→ **Task description**
Arrange the lines of the items, from the one containing "comment-label: 评论 [491, 551, 522, 569]" through the one containing "site-header: 实验室管理系统 欢迎光临 [0, 5, 1900, 105]", as a numbered list, omitting any blank lines.

■ ■ ■ ■ ■ ■ ■

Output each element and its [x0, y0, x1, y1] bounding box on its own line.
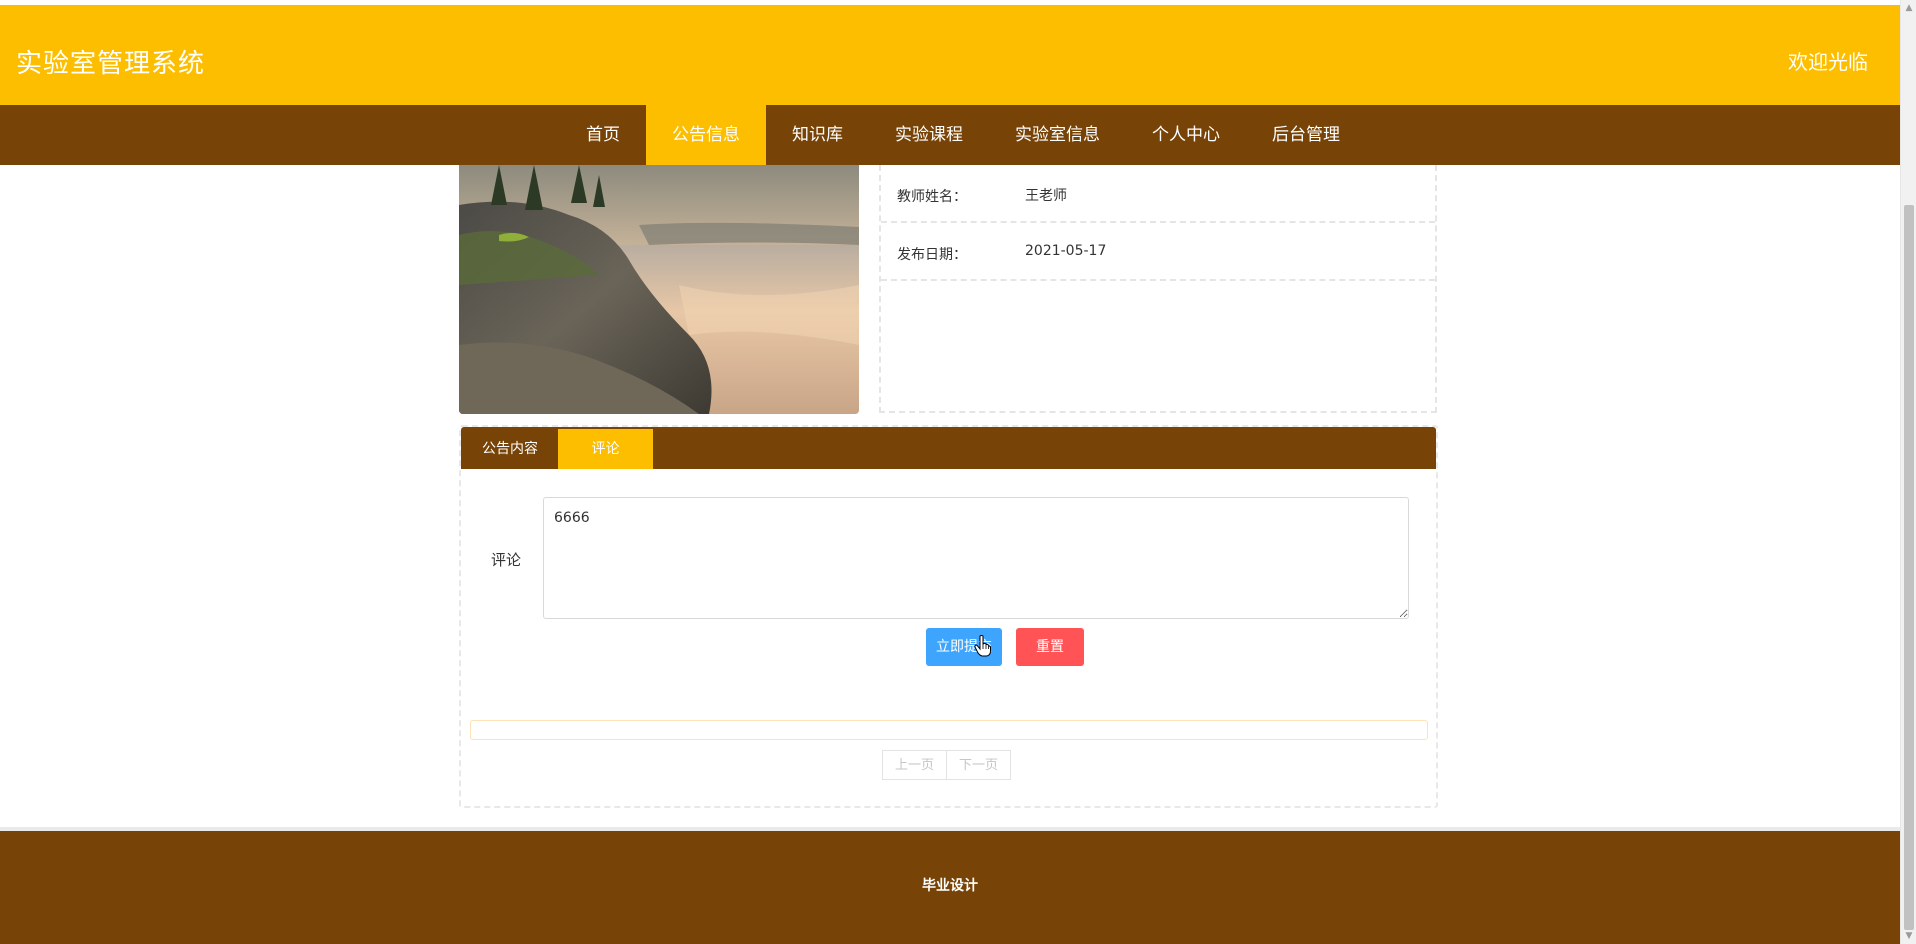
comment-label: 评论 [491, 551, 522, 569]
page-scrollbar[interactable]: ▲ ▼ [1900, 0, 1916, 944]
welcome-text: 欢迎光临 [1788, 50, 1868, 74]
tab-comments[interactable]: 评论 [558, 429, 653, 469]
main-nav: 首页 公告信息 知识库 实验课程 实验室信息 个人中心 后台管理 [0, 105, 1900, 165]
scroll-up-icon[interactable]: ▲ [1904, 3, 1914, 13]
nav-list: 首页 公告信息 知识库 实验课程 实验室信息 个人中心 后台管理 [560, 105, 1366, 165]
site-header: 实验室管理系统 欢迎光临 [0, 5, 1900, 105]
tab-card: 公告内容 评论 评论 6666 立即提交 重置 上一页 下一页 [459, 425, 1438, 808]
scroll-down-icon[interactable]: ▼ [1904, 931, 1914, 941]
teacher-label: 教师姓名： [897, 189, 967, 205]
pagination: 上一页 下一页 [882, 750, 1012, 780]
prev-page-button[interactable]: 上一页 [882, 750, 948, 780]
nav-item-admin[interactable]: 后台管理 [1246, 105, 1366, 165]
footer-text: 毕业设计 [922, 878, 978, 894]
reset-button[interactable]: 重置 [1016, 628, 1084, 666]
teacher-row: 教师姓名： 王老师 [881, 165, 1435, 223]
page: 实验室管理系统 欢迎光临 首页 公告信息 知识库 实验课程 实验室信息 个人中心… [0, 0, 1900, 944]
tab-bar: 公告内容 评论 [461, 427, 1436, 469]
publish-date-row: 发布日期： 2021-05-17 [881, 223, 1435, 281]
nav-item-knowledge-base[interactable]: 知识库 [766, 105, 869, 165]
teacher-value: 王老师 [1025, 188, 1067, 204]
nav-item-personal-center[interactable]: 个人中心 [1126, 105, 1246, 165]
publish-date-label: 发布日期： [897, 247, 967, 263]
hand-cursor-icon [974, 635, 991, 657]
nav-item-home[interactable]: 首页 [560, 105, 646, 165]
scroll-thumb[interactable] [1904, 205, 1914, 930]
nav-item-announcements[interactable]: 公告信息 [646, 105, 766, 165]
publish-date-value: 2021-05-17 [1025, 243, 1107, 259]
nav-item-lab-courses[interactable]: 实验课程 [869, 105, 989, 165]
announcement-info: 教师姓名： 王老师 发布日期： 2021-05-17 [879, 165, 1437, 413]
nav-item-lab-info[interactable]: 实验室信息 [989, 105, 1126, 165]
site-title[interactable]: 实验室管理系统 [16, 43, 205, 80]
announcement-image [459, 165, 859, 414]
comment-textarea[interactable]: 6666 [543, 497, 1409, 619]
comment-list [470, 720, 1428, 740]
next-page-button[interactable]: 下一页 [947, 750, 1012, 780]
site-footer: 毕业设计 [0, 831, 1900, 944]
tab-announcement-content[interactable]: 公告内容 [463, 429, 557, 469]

■ ■ ■ ■ ■ ■ ■

→ **Problem solution**
1. comment-label: 评论 [491, 551, 522, 569]
2. page-scrollbar[interactable]: ▲ ▼ [1900, 0, 1916, 944]
3. welcome-text: 欢迎光临 [1788, 50, 1868, 74]
4. tab-comments[interactable]: 评论 [558, 429, 653, 469]
5. main-nav: 首页 公告信息 知识库 实验课程 实验室信息 个人中心 后台管理 [0, 105, 1900, 165]
6. scroll-up-icon[interactable]: ▲ [1904, 3, 1914, 13]
7. nav-list: 首页 公告信息 知识库 实验课程 实验室信息 个人中心 后台管理 [560, 105, 1366, 165]
8. site-header: 实验室管理系统 欢迎光临 [0, 5, 1900, 105]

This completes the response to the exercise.